--- To be done ---
Repeat every record below exactly, leaving out the pictures.

--- Some records ---
####
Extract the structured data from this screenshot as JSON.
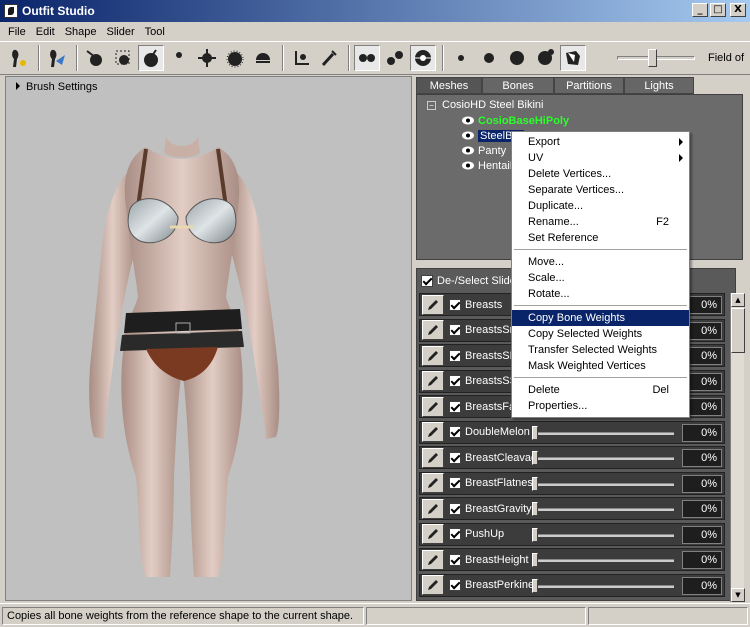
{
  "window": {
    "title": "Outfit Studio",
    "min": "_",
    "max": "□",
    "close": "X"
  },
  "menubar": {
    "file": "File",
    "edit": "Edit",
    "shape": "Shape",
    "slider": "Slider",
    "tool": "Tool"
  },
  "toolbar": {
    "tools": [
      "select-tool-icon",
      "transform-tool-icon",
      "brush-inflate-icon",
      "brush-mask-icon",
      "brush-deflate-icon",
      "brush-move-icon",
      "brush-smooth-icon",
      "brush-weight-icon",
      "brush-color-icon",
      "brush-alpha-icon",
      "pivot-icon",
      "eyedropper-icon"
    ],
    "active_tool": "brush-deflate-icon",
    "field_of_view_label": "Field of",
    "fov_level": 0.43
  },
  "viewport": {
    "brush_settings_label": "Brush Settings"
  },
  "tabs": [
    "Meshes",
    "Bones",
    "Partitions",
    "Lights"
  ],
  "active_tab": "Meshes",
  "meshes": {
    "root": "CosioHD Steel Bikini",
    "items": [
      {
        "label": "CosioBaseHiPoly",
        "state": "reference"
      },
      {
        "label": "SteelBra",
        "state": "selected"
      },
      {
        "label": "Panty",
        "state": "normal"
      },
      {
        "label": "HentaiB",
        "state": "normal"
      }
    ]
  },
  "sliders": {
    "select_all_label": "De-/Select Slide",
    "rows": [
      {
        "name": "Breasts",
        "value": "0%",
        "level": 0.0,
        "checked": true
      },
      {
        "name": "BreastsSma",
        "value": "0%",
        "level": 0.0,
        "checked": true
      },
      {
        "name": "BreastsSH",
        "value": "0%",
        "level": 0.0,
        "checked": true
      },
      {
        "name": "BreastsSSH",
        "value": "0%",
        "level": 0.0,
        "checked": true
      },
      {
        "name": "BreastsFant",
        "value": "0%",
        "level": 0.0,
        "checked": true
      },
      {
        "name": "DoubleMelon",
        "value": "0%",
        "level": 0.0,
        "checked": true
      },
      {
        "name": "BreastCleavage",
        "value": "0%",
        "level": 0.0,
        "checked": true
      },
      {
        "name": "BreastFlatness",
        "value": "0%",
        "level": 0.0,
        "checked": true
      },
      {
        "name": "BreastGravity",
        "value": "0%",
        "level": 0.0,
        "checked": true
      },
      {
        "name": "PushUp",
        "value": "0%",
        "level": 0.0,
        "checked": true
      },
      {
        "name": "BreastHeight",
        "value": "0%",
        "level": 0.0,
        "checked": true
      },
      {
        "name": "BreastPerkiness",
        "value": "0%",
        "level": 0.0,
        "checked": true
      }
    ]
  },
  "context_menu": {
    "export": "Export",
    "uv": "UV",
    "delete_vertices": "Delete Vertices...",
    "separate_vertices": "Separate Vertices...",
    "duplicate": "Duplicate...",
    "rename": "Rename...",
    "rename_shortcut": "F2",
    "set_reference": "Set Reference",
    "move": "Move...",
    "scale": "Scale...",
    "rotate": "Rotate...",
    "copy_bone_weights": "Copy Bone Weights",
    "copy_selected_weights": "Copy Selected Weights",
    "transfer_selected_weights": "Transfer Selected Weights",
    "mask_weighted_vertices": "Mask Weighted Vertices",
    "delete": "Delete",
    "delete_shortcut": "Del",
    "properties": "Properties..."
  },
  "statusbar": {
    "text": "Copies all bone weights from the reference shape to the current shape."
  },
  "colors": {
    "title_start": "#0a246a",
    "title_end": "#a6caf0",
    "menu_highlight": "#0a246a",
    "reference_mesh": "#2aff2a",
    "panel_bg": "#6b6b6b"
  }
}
####
--- Task response ---
Extract the structured data from this screenshot as JSON.
{
  "window": {
    "title": "Outfit Studio",
    "min": "_",
    "max": "□",
    "close": "X"
  },
  "menubar": {
    "file": "File",
    "edit": "Edit",
    "shape": "Shape",
    "slider": "Slider",
    "tool": "Tool"
  },
  "toolbar": {
    "tools": [
      "select-tool-icon",
      "transform-tool-icon",
      "brush-inflate-icon",
      "brush-mask-icon",
      "brush-deflate-icon",
      "brush-move-icon",
      "brush-smooth-icon",
      "brush-weight-icon",
      "brush-color-icon",
      "brush-alpha-icon",
      "pivot-icon",
      "eyedropper-icon"
    ],
    "active_tool": "brush-deflate-icon",
    "field_of_view_label": "Field of",
    "fov_level": 0.43
  },
  "viewport": {
    "brush_settings_label": "Brush Settings"
  },
  "tabs": [
    "Meshes",
    "Bones",
    "Partitions",
    "Lights"
  ],
  "active_tab": "Meshes",
  "meshes": {
    "root": "CosioHD Steel Bikini",
    "items": [
      {
        "label": "CosioBaseHiPoly",
        "state": "reference"
      },
      {
        "label": "SteelBra",
        "state": "selected"
      },
      {
        "label": "Panty",
        "state": "normal"
      },
      {
        "label": "HentaiB",
        "state": "normal"
      }
    ]
  },
  "sliders": {
    "select_all_label": "De-/Select Slide",
    "rows": [
      {
        "name": "Breasts",
        "value": "0%",
        "level": 0.0,
        "checked": true
      },
      {
        "name": "BreastsSma",
        "value": "0%",
        "level": 0.0,
        "checked": true
      },
      {
        "name": "BreastsSH",
        "value": "0%",
        "level": 0.0,
        "checked": true
      },
      {
        "name": "BreastsSSH",
        "value": "0%",
        "level": 0.0,
        "checked": true
      },
      {
        "name": "BreastsFant",
        "value": "0%",
        "level": 0.0,
        "checked": true
      },
      {
        "name": "DoubleMelon",
        "value": "0%",
        "level": 0.0,
        "checked": true
      },
      {
        "name": "BreastCleavage",
        "value": "0%",
        "level": 0.0,
        "checked": true
      },
      {
        "name": "BreastFlatness",
        "value": "0%",
        "level": 0.0,
        "checked": true
      },
      {
        "name": "BreastGravity",
        "value": "0%",
        "level": 0.0,
        "checked": true
      },
      {
        "name": "PushUp",
        "value": "0%",
        "level": 0.0,
        "checked": true
      },
      {
        "name": "BreastHeight",
        "value": "0%",
        "level": 0.0,
        "checked": true
      },
      {
        "name": "BreastPerkiness",
        "value": "0%",
        "level": 0.0,
        "checked": true
      }
    ]
  },
  "context_menu": {
    "export": "Export",
    "uv": "UV",
    "delete_vertices": "Delete Vertices...",
    "separate_vertices": "Separate Vertices...",
    "duplicate": "Duplicate...",
    "rename": "Rename...",
    "rename_shortcut": "F2",
    "set_reference": "Set Reference",
    "move": "Move...",
    "scale": "Scale...",
    "rotate": "Rotate...",
    "copy_bone_weights": "Copy Bone Weights",
    "copy_selected_weights": "Copy Selected Weights",
    "transfer_selected_weights": "Transfer Selected Weights",
    "mask_weighted_vertices": "Mask Weighted Vertices",
    "delete": "Delete",
    "delete_shortcut": "Del",
    "properties": "Properties..."
  },
  "statusbar": {
    "text": "Copies all bone weights from the reference shape to the current shape."
  },
  "colors": {
    "title_start": "#0a246a",
    "title_end": "#a6caf0",
    "menu_highlight": "#0a246a",
    "reference_mesh": "#2aff2a",
    "panel_bg": "#6b6b6b"
  }
}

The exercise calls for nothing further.